> **Given data**
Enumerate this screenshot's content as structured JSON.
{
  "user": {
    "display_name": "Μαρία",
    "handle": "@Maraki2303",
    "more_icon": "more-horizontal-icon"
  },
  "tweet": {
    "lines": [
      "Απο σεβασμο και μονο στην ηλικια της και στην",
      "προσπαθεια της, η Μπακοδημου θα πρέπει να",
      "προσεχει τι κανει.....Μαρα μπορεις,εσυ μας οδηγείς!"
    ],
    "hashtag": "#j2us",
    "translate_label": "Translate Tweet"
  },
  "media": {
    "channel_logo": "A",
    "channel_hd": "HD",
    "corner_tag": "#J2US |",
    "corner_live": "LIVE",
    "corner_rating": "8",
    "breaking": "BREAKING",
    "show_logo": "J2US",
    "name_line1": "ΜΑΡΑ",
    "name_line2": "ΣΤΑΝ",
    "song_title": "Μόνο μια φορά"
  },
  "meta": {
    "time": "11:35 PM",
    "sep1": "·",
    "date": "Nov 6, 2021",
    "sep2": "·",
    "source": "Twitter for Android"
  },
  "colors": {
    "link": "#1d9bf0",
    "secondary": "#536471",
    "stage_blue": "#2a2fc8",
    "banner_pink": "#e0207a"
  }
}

> **Stated goal**
Make an exact copy of every entry.

> **Solved exercise**
Enumerate this screenshot's content as structured JSON.
{
  "user": {
    "display_name": "Μαρία",
    "handle": "@Maraki2303",
    "more_icon": "more-horizontal-icon"
  },
  "tweet": {
    "lines": [
      "Απο σεβασμο και μονο στην ηλικια της και στην",
      "προσπαθεια της, η Μπακοδημου θα πρέπει να",
      "προσεχει τι κανει.....Μαρα μπορεις,εσυ μας οδηγείς!"
    ],
    "hashtag": "#j2us",
    "translate_label": "Translate Tweet"
  },
  "media": {
    "channel_logo": "A",
    "channel_hd": "HD",
    "corner_tag": "#J2US |",
    "corner_live": "LIVE",
    "corner_rating": "8",
    "breaking": "BREAKING",
    "show_logo": "J2US",
    "name_line1": "ΜΑΡΑ",
    "name_line2": "ΣΤΑΝ",
    "song_title": "Μόνο μια φορά"
  },
  "meta": {
    "time": "11:35 PM",
    "sep1": "·",
    "date": "Nov 6, 2021",
    "sep2": "·",
    "source": "Twitter for Android"
  },
  "colors": {
    "link": "#1d9bf0",
    "secondary": "#536471",
    "stage_blue": "#2a2fc8",
    "banner_pink": "#e0207a"
  }
}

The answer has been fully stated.